Please transcribe the data that follows without the pictures, keeping every word the same.
═══ PROVIDED ENTRIES
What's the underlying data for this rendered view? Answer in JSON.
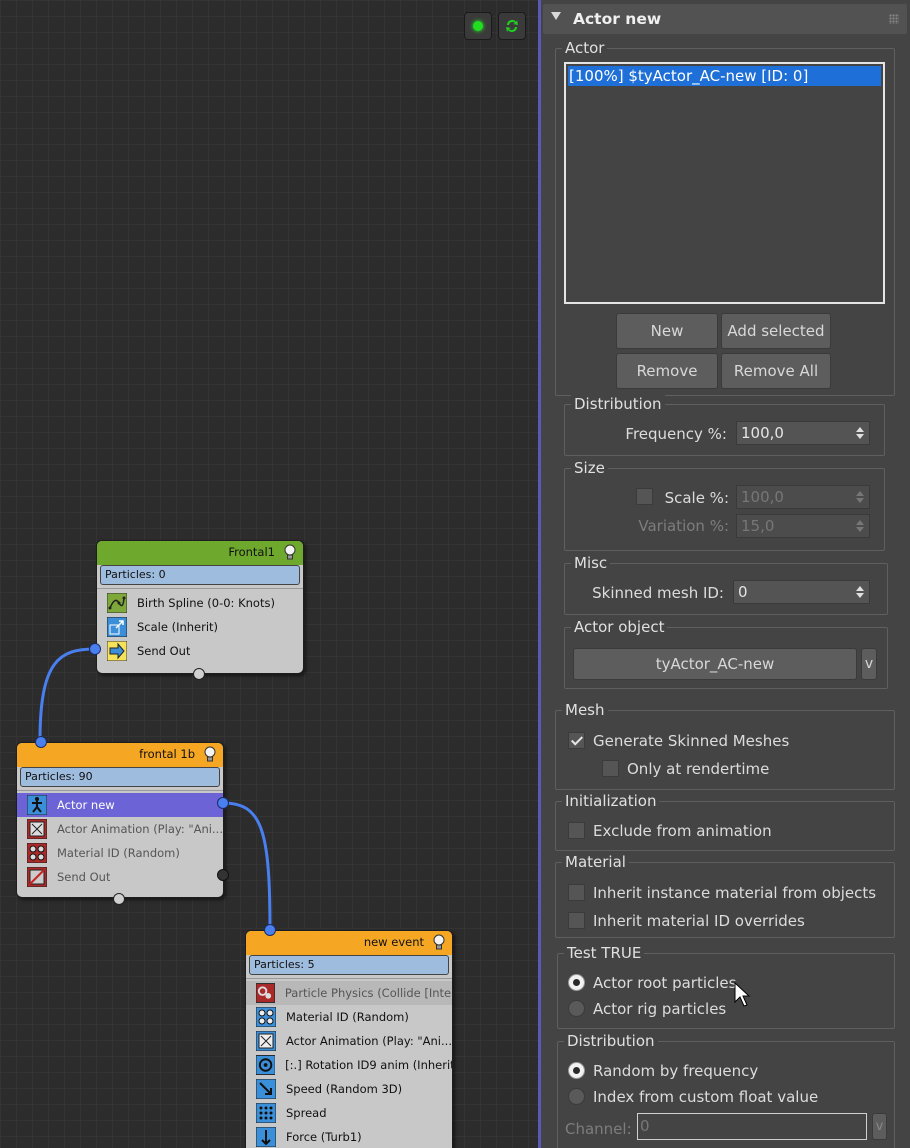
{
  "canvas": {
    "top_buttons": [
      {
        "icon": "green-dot-icon",
        "color": "#22dd22"
      },
      {
        "icon": "refresh-icon",
        "color": "#22cc22"
      }
    ],
    "nodes": {
      "frontal1": {
        "title": "Frontal1",
        "header_color": "#6ea82c",
        "particles": "Particles: 0",
        "operators": [
          {
            "label": "Birth Spline (0-0: Knots)",
            "icon": "birth-spline-icon"
          },
          {
            "label": "Scale (Inherit)",
            "icon": "scale-icon"
          },
          {
            "label": "Send Out",
            "icon": "send-out-icon"
          }
        ]
      },
      "frontal1b": {
        "title": "frontal 1b",
        "header_color": "#f5a623",
        "particles": "Particles: 90",
        "operators": [
          {
            "label": "Actor new",
            "icon": "actor-icon",
            "selected": true
          },
          {
            "label": "Actor Animation (Play: \"Ani...",
            "icon": "actor-animation-icon",
            "disabled": true
          },
          {
            "label": "Material ID (Random)",
            "icon": "material-id-icon",
            "disabled": true
          },
          {
            "label": "Send Out",
            "icon": "send-out-icon",
            "disabled": true
          }
        ]
      },
      "new_event": {
        "title": "new event",
        "header_color": "#f5a623",
        "particles": "Particles: 5",
        "operators": [
          {
            "label": "Particle Physics (Collide [Inte...",
            "icon": "particle-physics-icon",
            "disabled": true
          },
          {
            "label": "Material ID (Random)",
            "icon": "material-id-icon"
          },
          {
            "label": "Actor Animation (Play: \"Ani...",
            "icon": "actor-animation-icon"
          },
          {
            "label": "[:.] Rotation ID9 anim (Inherit)",
            "icon": "rotation-icon"
          },
          {
            "label": "Speed (Random 3D)",
            "icon": "speed-icon"
          },
          {
            "label": "Spread",
            "icon": "spread-icon"
          },
          {
            "label": "Force (Turb1)",
            "icon": "force-icon"
          }
        ]
      }
    }
  },
  "panel": {
    "rollout_title": "Actor new",
    "actor_group": {
      "title": "Actor",
      "list_items": [
        "[100%] $tyActor_AC-new [ID: 0]"
      ],
      "buttons": {
        "new": "New",
        "add_selected": "Add selected",
        "remove": "Remove",
        "remove_all": "Remove All"
      }
    },
    "distribution": {
      "title": "Distribution",
      "frequency_label": "Frequency %:",
      "frequency_value": "100,0"
    },
    "size": {
      "title": "Size",
      "scale_label": "Scale %:",
      "scale_value": "100,0",
      "variation_label": "Variation %:",
      "variation_value": "15,0"
    },
    "misc": {
      "title": "Misc",
      "skinned_label": "Skinned mesh ID:",
      "skinned_value": "0"
    },
    "actor_object": {
      "title": "Actor object",
      "button": "tyActor_AC-new",
      "dropdown": "v"
    },
    "mesh": {
      "title": "Mesh",
      "generate_label": "Generate Skinned Meshes",
      "generate_checked": true,
      "rendertime_label": "Only at rendertime",
      "rendertime_checked": false
    },
    "initialization": {
      "title": "Initialization",
      "exclude_label": "Exclude from animation",
      "exclude_checked": false
    },
    "material": {
      "title": "Material",
      "inherit_instance_label": "Inherit instance material from objects",
      "inherit_overrides_label": "Inherit material ID overrides"
    },
    "test_true": {
      "title": "Test TRUE",
      "root_label": "Actor root particles",
      "rig_label": "Actor rig particles",
      "selected": "root"
    },
    "distribution2": {
      "title": "Distribution",
      "random_label": "Random by frequency",
      "index_label": "Index from custom float value",
      "selected": "random",
      "channel_label": "Channel:",
      "channel_value": "0",
      "dropdown": "v"
    }
  }
}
══════
§ SOLUTION FOR THIS TASK:
What's the underlying data for this rendered view? Answer in JSON.
{
  "canvas": {
    "top_buttons": [
      {
        "icon": "green-dot-icon",
        "color": "#22dd22"
      },
      {
        "icon": "refresh-icon",
        "color": "#22cc22"
      }
    ],
    "nodes": {
      "frontal1": {
        "title": "Frontal1",
        "header_color": "#6ea82c",
        "particles": "Particles: 0",
        "operators": [
          {
            "label": "Birth Spline (0-0: Knots)",
            "icon": "birth-spline-icon"
          },
          {
            "label": "Scale (Inherit)",
            "icon": "scale-icon"
          },
          {
            "label": "Send Out",
            "icon": "send-out-icon"
          }
        ]
      },
      "frontal1b": {
        "title": "frontal 1b",
        "header_color": "#f5a623",
        "particles": "Particles: 90",
        "operators": [
          {
            "label": "Actor new",
            "icon": "actor-icon",
            "selected": true
          },
          {
            "label": "Actor Animation (Play: \"Ani...",
            "icon": "actor-animation-icon",
            "disabled": true
          },
          {
            "label": "Material ID (Random)",
            "icon": "material-id-icon",
            "disabled": true
          },
          {
            "label": "Send Out",
            "icon": "send-out-icon",
            "disabled": true
          }
        ]
      },
      "new_event": {
        "title": "new event",
        "header_color": "#f5a623",
        "particles": "Particles: 5",
        "operators": [
          {
            "label": "Particle Physics (Collide [Inte...",
            "icon": "particle-physics-icon",
            "disabled": true
          },
          {
            "label": "Material ID (Random)",
            "icon": "material-id-icon"
          },
          {
            "label": "Actor Animation (Play: \"Ani...",
            "icon": "actor-animation-icon"
          },
          {
            "label": "[:.] Rotation ID9 anim (Inherit)",
            "icon": "rotation-icon"
          },
          {
            "label": "Speed (Random 3D)",
            "icon": "speed-icon"
          },
          {
            "label": "Spread",
            "icon": "spread-icon"
          },
          {
            "label": "Force (Turb1)",
            "icon": "force-icon"
          }
        ]
      }
    }
  },
  "panel": {
    "rollout_title": "Actor new",
    "actor_group": {
      "title": "Actor",
      "list_items": [
        "[100%] $tyActor_AC-new [ID: 0]"
      ],
      "buttons": {
        "new": "New",
        "add_selected": "Add selected",
        "remove": "Remove",
        "remove_all": "Remove All"
      }
    },
    "distribution": {
      "title": "Distribution",
      "frequency_label": "Frequency %:",
      "frequency_value": "100,0"
    },
    "size": {
      "title": "Size",
      "scale_label": "Scale %:",
      "scale_value": "100,0",
      "variation_label": "Variation %:",
      "variation_value": "15,0"
    },
    "misc": {
      "title": "Misc",
      "skinned_label": "Skinned mesh ID:",
      "skinned_value": "0"
    },
    "actor_object": {
      "title": "Actor object",
      "button": "tyActor_AC-new",
      "dropdown": "v"
    },
    "mesh": {
      "title": "Mesh",
      "generate_label": "Generate Skinned Meshes",
      "generate_checked": true,
      "rendertime_label": "Only at rendertime",
      "rendertime_checked": false
    },
    "initialization": {
      "title": "Initialization",
      "exclude_label": "Exclude from animation",
      "exclude_checked": false
    },
    "material": {
      "title": "Material",
      "inherit_instance_label": "Inherit instance material from objects",
      "inherit_overrides_label": "Inherit material ID overrides"
    },
    "test_true": {
      "title": "Test TRUE",
      "root_label": "Actor root particles",
      "rig_label": "Actor rig particles",
      "selected": "root"
    },
    "distribution2": {
      "title": "Distribution",
      "random_label": "Random by frequency",
      "index_label": "Index from custom float value",
      "selected": "random",
      "channel_label": "Channel:",
      "channel_value": "0",
      "dropdown": "v"
    }
  }
}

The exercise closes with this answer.